### Set problem
Reproduce exactly the lines from the one containing "Extract all readable text from this page." through the last line of the records below, both included, and nothing else.

[begin Records for this exercise]

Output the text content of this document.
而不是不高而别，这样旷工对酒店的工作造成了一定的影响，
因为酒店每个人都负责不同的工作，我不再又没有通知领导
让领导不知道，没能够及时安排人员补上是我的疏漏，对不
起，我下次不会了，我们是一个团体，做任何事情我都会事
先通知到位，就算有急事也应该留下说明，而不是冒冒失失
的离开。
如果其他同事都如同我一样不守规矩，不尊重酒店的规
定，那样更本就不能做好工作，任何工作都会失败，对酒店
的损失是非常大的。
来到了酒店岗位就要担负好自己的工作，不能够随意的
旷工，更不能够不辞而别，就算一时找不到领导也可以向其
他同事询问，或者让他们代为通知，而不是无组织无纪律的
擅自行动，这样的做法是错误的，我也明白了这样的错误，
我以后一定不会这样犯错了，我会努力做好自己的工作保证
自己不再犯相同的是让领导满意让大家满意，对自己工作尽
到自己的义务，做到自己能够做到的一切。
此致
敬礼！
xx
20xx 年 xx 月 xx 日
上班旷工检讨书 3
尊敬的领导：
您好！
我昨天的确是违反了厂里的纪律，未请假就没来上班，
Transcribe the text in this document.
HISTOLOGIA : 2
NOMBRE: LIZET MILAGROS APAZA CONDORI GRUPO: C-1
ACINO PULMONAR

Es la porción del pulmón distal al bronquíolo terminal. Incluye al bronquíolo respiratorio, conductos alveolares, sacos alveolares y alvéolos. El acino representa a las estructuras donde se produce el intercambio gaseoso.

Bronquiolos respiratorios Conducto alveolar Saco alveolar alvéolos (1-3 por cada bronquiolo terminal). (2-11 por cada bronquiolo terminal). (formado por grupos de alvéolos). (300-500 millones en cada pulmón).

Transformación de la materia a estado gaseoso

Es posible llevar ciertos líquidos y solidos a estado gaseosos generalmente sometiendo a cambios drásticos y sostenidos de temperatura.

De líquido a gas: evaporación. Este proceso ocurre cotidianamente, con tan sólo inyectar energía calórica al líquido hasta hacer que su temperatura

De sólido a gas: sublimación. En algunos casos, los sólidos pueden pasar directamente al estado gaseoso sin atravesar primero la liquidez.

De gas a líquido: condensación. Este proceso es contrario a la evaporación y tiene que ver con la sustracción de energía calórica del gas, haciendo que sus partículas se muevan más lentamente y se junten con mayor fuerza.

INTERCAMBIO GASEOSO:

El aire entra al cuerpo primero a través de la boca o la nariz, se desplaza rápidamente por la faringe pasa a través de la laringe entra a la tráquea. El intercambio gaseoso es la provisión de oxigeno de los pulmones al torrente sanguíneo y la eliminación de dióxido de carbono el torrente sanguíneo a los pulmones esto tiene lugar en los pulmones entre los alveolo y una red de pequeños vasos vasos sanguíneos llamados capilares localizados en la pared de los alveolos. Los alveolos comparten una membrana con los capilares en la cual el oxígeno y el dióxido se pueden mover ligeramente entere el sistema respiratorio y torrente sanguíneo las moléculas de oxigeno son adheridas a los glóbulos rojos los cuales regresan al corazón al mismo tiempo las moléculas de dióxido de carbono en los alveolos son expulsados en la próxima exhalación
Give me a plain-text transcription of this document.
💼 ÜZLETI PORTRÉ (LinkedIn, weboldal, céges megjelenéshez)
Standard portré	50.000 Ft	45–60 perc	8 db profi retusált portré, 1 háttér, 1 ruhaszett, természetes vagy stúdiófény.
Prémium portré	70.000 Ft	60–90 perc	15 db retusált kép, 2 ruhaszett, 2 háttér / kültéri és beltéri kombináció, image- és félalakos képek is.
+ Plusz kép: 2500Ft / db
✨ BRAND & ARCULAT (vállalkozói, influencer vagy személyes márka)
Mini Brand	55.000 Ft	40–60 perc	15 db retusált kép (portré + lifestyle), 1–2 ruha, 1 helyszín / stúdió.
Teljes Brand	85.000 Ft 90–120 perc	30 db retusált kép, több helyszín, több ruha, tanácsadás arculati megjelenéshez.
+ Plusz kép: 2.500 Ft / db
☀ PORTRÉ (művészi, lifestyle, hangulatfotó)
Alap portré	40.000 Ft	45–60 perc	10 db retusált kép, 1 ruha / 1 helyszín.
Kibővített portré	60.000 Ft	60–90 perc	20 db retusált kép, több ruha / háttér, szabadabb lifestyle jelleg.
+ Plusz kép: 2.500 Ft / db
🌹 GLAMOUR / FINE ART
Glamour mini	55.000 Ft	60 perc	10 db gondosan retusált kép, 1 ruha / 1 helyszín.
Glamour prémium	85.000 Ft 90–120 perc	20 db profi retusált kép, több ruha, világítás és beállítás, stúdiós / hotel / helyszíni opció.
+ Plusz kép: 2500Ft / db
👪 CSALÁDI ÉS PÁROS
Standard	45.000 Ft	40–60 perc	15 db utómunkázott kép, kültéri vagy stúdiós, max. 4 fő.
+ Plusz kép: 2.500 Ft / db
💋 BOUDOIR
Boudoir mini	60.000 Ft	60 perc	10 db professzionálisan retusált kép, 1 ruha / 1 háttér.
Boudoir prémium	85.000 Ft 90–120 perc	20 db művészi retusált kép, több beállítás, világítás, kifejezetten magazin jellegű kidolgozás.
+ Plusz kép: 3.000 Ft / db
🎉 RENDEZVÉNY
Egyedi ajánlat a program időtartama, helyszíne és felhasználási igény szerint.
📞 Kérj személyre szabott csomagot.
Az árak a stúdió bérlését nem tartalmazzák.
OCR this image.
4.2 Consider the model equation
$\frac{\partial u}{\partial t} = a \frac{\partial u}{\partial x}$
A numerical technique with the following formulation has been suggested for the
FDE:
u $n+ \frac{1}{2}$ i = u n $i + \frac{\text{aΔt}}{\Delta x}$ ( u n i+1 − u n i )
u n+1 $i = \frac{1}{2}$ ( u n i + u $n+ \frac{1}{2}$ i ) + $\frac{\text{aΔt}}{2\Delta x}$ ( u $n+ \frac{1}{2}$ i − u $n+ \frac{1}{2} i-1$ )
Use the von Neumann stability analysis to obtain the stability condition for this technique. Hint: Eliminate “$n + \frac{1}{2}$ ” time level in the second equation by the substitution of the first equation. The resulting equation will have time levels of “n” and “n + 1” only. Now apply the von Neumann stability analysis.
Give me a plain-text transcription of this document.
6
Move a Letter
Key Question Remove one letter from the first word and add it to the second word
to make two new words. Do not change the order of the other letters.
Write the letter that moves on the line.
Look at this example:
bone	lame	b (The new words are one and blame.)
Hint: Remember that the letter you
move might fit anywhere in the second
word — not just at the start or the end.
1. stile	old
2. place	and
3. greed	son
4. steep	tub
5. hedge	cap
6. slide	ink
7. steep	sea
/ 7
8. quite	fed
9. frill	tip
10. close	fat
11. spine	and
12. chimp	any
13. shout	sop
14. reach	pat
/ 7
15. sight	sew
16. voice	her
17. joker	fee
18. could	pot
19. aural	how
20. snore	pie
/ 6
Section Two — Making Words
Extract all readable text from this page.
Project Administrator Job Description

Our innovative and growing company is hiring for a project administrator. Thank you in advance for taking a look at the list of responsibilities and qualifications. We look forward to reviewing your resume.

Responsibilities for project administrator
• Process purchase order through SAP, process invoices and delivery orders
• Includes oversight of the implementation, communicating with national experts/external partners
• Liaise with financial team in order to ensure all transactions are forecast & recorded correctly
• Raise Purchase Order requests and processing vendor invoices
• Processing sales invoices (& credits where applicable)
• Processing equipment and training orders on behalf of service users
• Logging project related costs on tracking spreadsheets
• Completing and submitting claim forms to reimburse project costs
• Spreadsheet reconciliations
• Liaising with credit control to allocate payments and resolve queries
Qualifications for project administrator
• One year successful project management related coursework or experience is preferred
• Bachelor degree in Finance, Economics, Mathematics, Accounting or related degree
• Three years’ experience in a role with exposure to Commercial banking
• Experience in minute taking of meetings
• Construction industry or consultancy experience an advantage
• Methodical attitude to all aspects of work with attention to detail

[end Records for this exercise]

### The output
Extract all readable text from this page.
Project Administrator Job Description

Our innovative and growing company is hiring for a project administrator. Thank you in advance for taking a look at the list of responsibilities and qualifications. We look forward to reviewing your resume.

Responsibilities for project administrator
• Process purchase order through SAP, process invoices and delivery orders
• Includes oversight of the implementation, communicating with national experts/external partners
• Liaise with financial team in order to ensure all transactions are forecast & recorded correctly
• Raise Purchase Order requests and processing vendor invoices
• Processing sales invoices (& credits where applicable)
• Processing equipment and training orders on behalf of service users
• Logging project related costs on tracking spreadsheets
• Completing and submitting claim forms to reimburse project costs
• Spreadsheet reconciliations
• Liaising with credit control to allocate payments and resolve queries
Qualifications for project administrator
• One year successful project management related coursework or experience is preferred
• Bachelor degree in Finance, Economics, Mathematics, Accounting or related degree
• Three years’ experience in a role with exposure to Commercial banking
• Experience in minute taking of meetings
• Construction industry or consultancy experience an advantage
• Methodical attitude to all aspects of work with attention to detail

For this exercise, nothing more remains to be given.